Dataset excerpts
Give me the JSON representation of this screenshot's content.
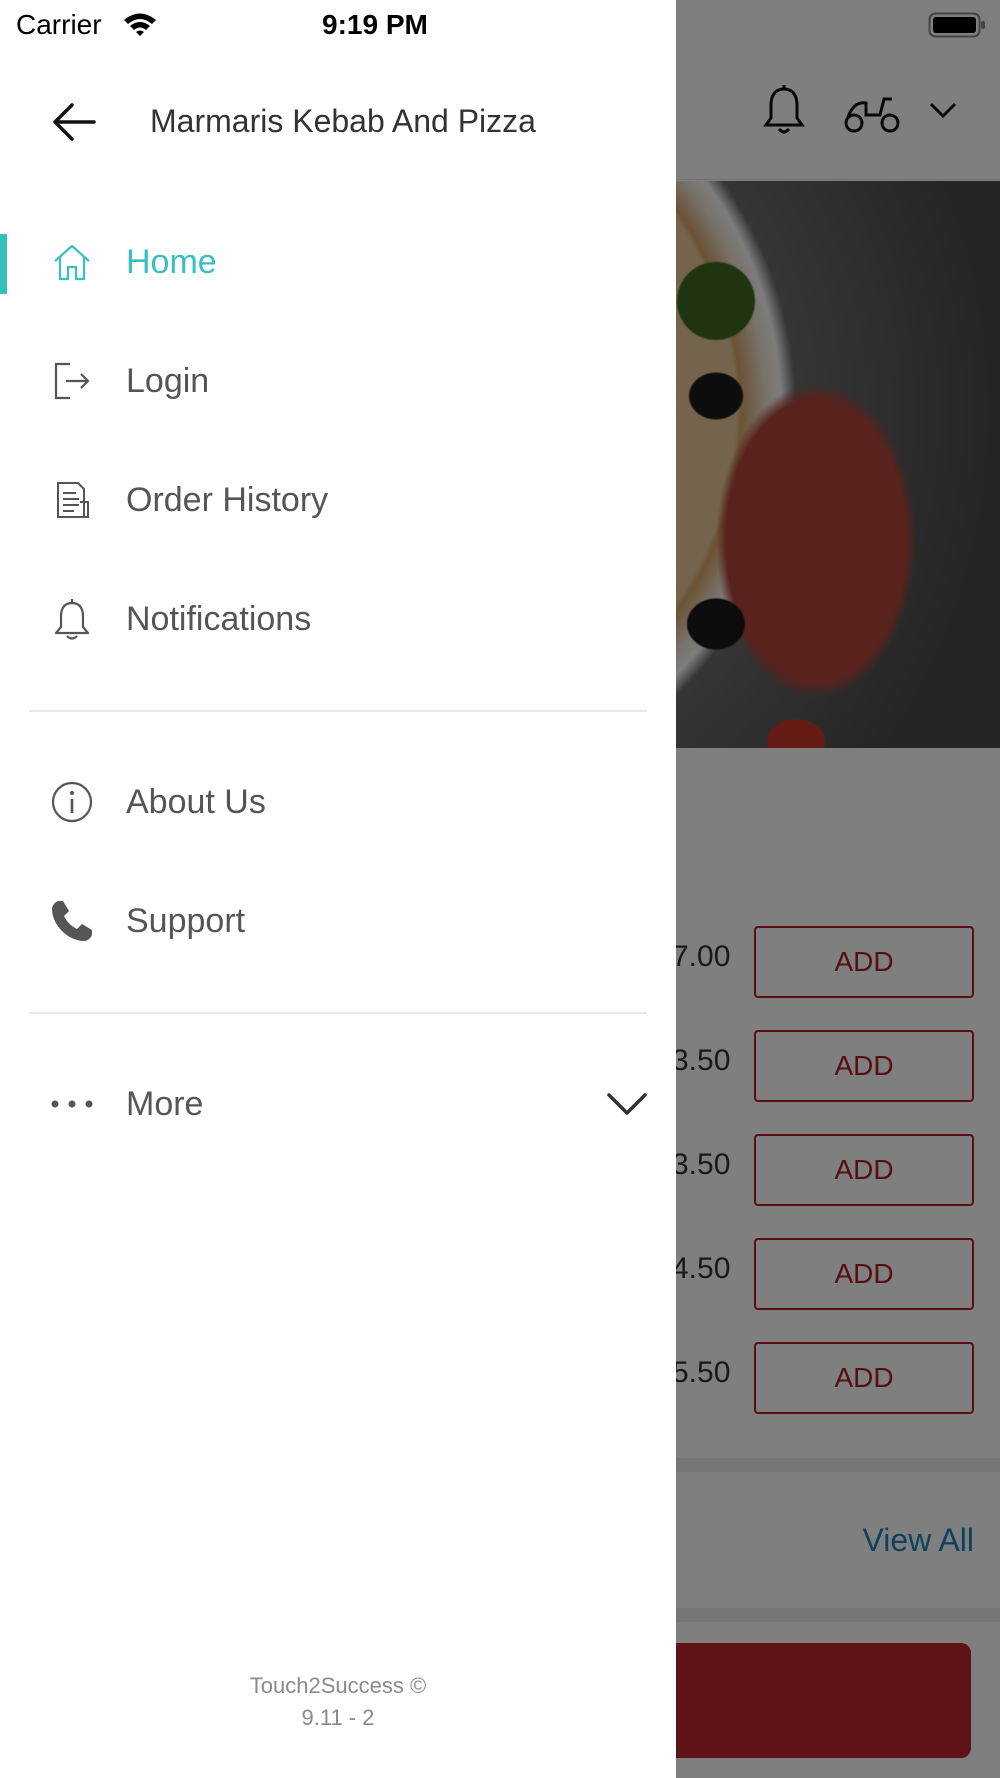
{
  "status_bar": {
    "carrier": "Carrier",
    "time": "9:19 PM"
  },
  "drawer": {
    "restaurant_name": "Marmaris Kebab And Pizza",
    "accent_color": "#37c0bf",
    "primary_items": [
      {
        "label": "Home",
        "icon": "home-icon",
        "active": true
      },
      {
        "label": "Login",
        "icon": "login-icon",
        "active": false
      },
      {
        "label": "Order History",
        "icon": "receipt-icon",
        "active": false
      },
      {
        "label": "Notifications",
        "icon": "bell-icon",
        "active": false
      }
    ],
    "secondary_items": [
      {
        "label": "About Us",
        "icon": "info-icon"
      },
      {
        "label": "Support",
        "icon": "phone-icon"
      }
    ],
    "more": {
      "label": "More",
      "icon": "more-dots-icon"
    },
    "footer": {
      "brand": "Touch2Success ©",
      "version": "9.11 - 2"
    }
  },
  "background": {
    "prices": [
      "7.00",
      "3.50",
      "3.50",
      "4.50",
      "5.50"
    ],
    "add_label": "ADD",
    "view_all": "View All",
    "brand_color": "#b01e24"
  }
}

### Direction
Write the listing out a second time exactly, dropping all images.

### The result
Give me the JSON representation of this screenshot's content.
{
  "status_bar": {
    "carrier": "Carrier",
    "time": "9:19 PM"
  },
  "drawer": {
    "restaurant_name": "Marmaris Kebab And Pizza",
    "accent_color": "#37c0bf",
    "primary_items": [
      {
        "label": "Home",
        "icon": "home-icon",
        "active": true
      },
      {
        "label": "Login",
        "icon": "login-icon",
        "active": false
      },
      {
        "label": "Order History",
        "icon": "receipt-icon",
        "active": false
      },
      {
        "label": "Notifications",
        "icon": "bell-icon",
        "active": false
      }
    ],
    "secondary_items": [
      {
        "label": "About Us",
        "icon": "info-icon"
      },
      {
        "label": "Support",
        "icon": "phone-icon"
      }
    ],
    "more": {
      "label": "More",
      "icon": "more-dots-icon"
    },
    "footer": {
      "brand": "Touch2Success ©",
      "version": "9.11 - 2"
    }
  },
  "background": {
    "prices": [
      "7.00",
      "3.50",
      "3.50",
      "4.50",
      "5.50"
    ],
    "add_label": "ADD",
    "view_all": "View All",
    "brand_color": "#b01e24"
  }
}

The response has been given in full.